Take each line containing "color" and report it exactly as written.

--- BEGIN Record extracts ---

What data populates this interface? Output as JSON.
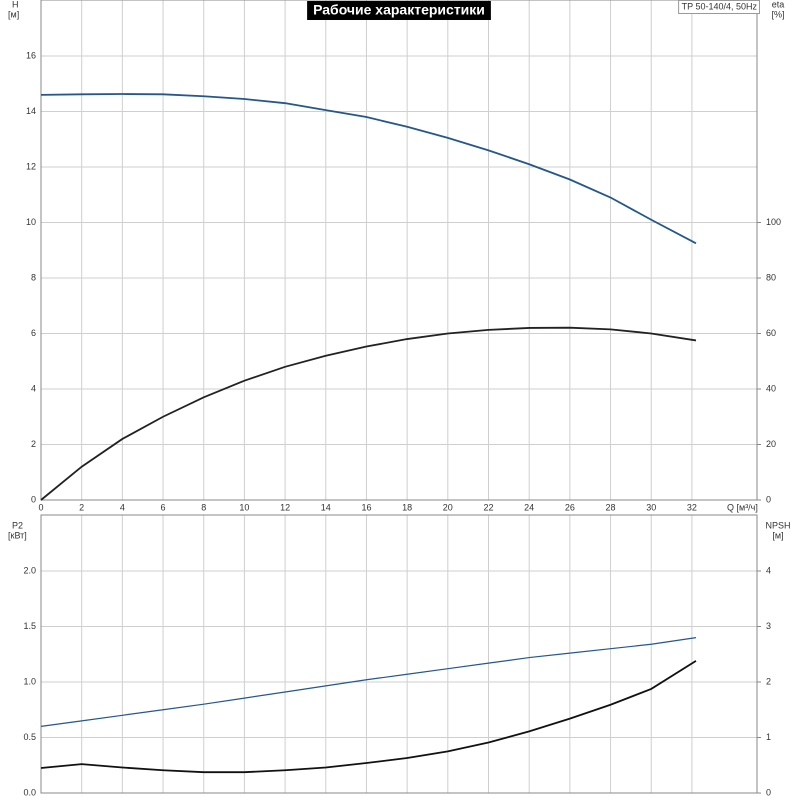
{
  "chart_data": [
    {
      "type": "line",
      "title": "Рабочие характеристики",
      "annotations": [
        "TP 50-140/4, 50Hz"
      ],
      "ylabel": "H",
      "yunit": "[м]",
      "y2label": "eta",
      "y2unit": "[%]",
      "xlabel": "Q [м³/ч]",
      "x": [
        0,
        2,
        4,
        6,
        8,
        10,
        12,
        14,
        16,
        18,
        20,
        22,
        24,
        26,
        28,
        30,
        32.2
      ],
      "xlim": [
        0,
        35.2
      ],
      "xticks": [
        0,
        2,
        4,
        6,
        8,
        10,
        12,
        14,
        16,
        18,
        20,
        22,
        24,
        26,
        28,
        30,
        32
      ],
      "ylim": [
        0,
        18
      ],
      "yticks": [
        0,
        2,
        4,
        6,
        8,
        10,
        12,
        14,
        16
      ],
      "y2lim": [
        0,
        180
      ],
      "y2ticks": [
        0,
        20,
        40,
        60,
        80,
        100
      ],
      "grid": true,
      "xtick_labels": true,
      "series": [
        {
          "color": "#24578c",
          "values": [
            14.6,
            14.62,
            14.63,
            14.62,
            14.55,
            14.45,
            14.3,
            14.05,
            13.8,
            13.45,
            13.05,
            12.6,
            12.1,
            11.55,
            10.9,
            10.1,
            9.25
          ]
        },
        {
          "color": "#222222",
          "axis": "y2",
          "values": [
            0,
            12,
            22,
            30,
            37,
            43,
            48,
            52,
            55.3,
            58,
            60,
            61.3,
            62,
            62.1,
            61.5,
            60,
            57.5
          ]
        }
      ]
    },
    {
      "type": "line",
      "ylabel": "P2",
      "yunit": "[кВт]",
      "y2label": "NPSH",
      "y2unit": "[м]",
      "x": [
        0,
        2,
        4,
        6,
        8,
        10,
        12,
        14,
        16,
        18,
        20,
        22,
        24,
        26,
        28,
        30,
        32.2
      ],
      "xlim": [
        0,
        35.2
      ],
      "xticks": [
        0,
        2,
        4,
        6,
        8,
        10,
        12,
        14,
        16,
        18,
        20,
        22,
        24,
        26,
        28,
        30,
        32
      ],
      "ylim": [
        0,
        2.5
      ],
      "yticks": [
        {
          "value": 0,
          "label": "0.0"
        },
        0.5,
        {
          "value": 1,
          "label": "1.0"
        },
        1.5,
        {
          "value": 2,
          "label": "2.0"
        }
      ],
      "y2lim": [
        0,
        5
      ],
      "y2ticks": [
        0,
        1,
        2,
        3,
        4
      ],
      "grid": true,
      "xtick_labels": false,
      "series": [
        {
          "color": "#24578c",
          "values": [
            0.6,
            0.65,
            0.7,
            0.75,
            0.8,
            0.855,
            0.91,
            0.965,
            1.02,
            1.07,
            1.12,
            1.17,
            1.22,
            1.26,
            1.3,
            1.34,
            1.4
          ]
        },
        {
          "color": "#111111",
          "axis": "y2",
          "values": [
            0.45,
            0.52,
            0.46,
            0.41,
            0.375,
            0.375,
            0.41,
            0.46,
            0.54,
            0.63,
            0.75,
            0.91,
            1.11,
            1.34,
            1.59,
            1.875,
            2.38
          ]
        }
      ]
    }
  ]
}
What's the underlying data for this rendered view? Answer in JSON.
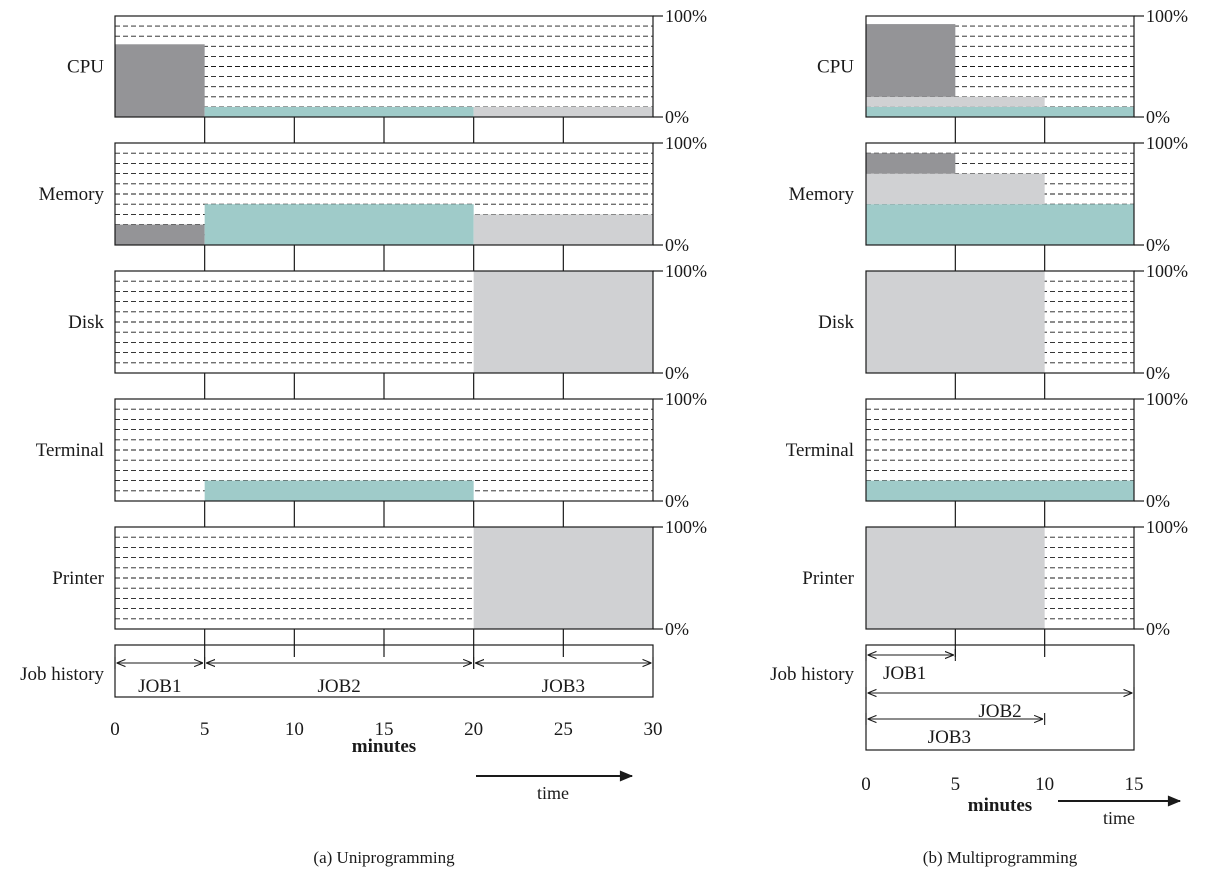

--- END Record extracts ---

◆ Task answer ◆
          "color": "#24578c",
          "color": "#222222",
          "color": "#24578c",
          "color": "#111111",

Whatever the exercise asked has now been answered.